- [GOAL] From the entries that follow, pick out all lines holding "icon".

---------------

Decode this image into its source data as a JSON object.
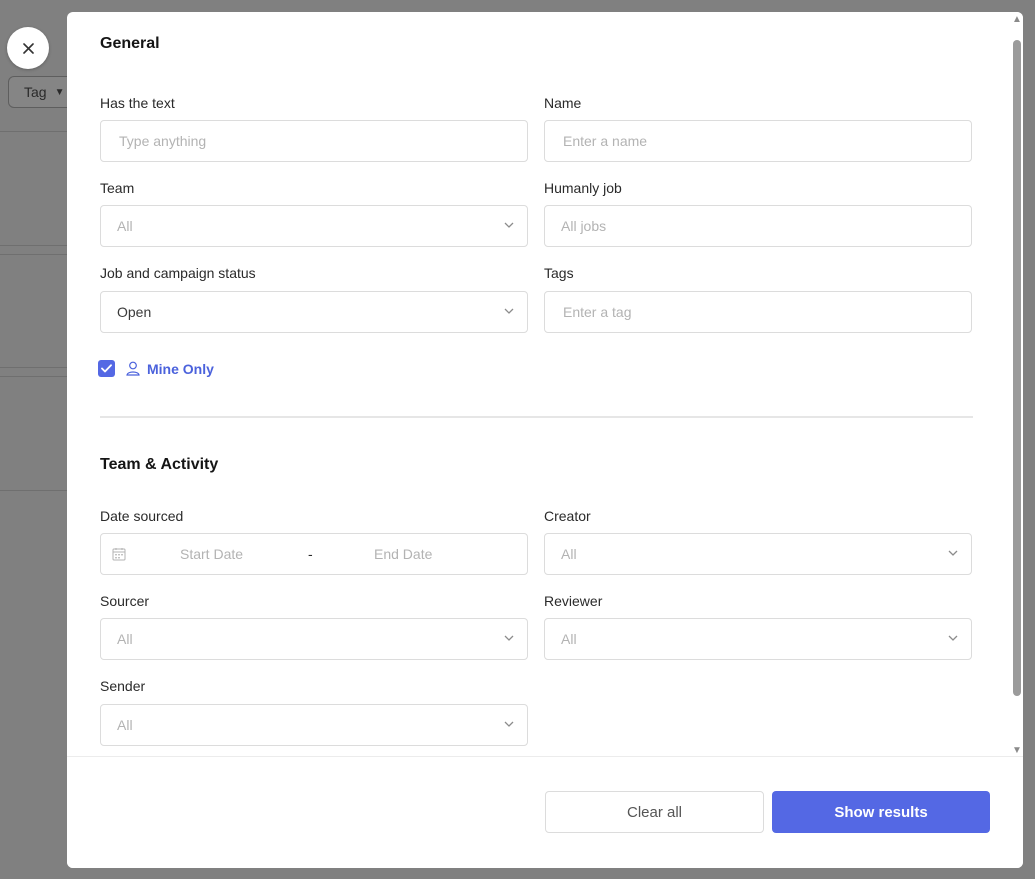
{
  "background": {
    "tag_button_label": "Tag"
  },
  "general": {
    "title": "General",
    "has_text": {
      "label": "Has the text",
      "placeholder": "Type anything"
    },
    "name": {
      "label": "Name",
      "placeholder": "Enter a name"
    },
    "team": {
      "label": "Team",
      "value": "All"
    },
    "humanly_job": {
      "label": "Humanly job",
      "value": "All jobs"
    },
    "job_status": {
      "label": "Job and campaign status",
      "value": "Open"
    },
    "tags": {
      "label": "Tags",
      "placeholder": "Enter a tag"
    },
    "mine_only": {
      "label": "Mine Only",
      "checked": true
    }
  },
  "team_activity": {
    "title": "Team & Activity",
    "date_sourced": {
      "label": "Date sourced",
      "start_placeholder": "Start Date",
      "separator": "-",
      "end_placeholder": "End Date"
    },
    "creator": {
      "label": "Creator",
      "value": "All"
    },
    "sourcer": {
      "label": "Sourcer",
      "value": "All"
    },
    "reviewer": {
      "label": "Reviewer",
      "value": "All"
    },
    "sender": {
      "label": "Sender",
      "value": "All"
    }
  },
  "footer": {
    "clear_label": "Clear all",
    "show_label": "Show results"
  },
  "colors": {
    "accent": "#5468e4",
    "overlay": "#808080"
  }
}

---------------

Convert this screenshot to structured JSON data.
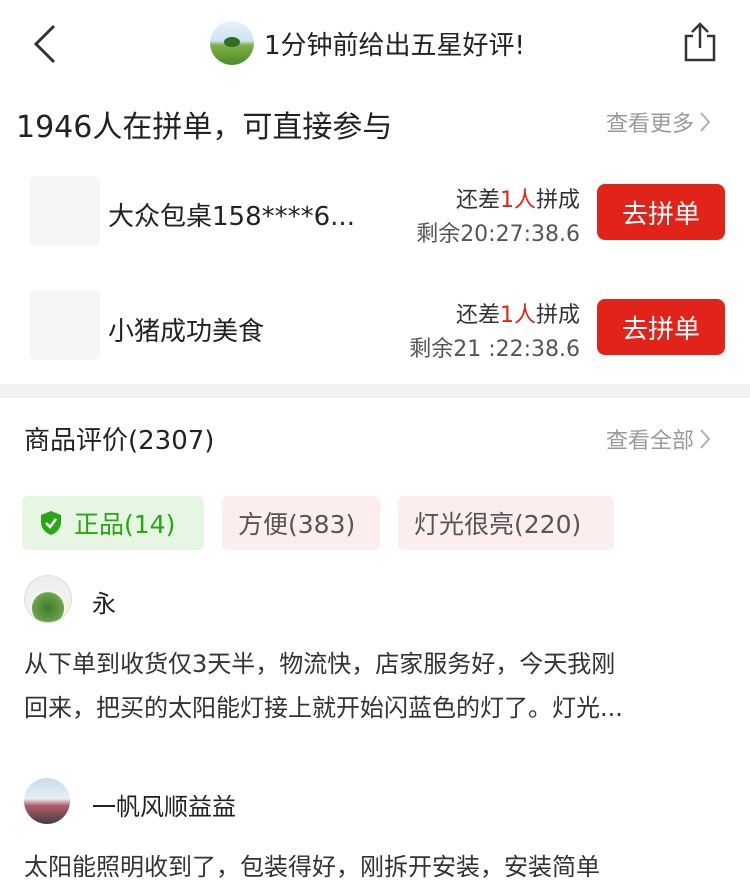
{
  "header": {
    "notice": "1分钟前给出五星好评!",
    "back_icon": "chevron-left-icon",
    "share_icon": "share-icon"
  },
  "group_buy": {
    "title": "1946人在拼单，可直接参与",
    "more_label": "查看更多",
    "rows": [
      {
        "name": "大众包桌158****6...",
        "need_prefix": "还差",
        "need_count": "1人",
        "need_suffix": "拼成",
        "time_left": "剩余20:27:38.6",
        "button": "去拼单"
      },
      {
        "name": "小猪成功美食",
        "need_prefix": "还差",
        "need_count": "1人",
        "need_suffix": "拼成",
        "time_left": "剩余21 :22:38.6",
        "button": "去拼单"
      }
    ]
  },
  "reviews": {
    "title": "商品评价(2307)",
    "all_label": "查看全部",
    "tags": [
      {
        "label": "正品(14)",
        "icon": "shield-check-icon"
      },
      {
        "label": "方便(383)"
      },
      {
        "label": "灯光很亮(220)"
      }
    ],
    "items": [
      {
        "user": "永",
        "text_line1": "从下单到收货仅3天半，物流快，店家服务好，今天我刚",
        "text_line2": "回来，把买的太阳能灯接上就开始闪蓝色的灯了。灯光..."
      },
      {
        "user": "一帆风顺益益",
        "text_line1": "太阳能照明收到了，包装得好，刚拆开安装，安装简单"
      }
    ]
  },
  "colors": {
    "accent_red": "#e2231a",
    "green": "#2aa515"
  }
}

---------------

- [TASK OUTPUT]
    "back_icon": "chevron-left-icon",
    "share_icon": "share-icon"
        "icon": "shield-check-icon"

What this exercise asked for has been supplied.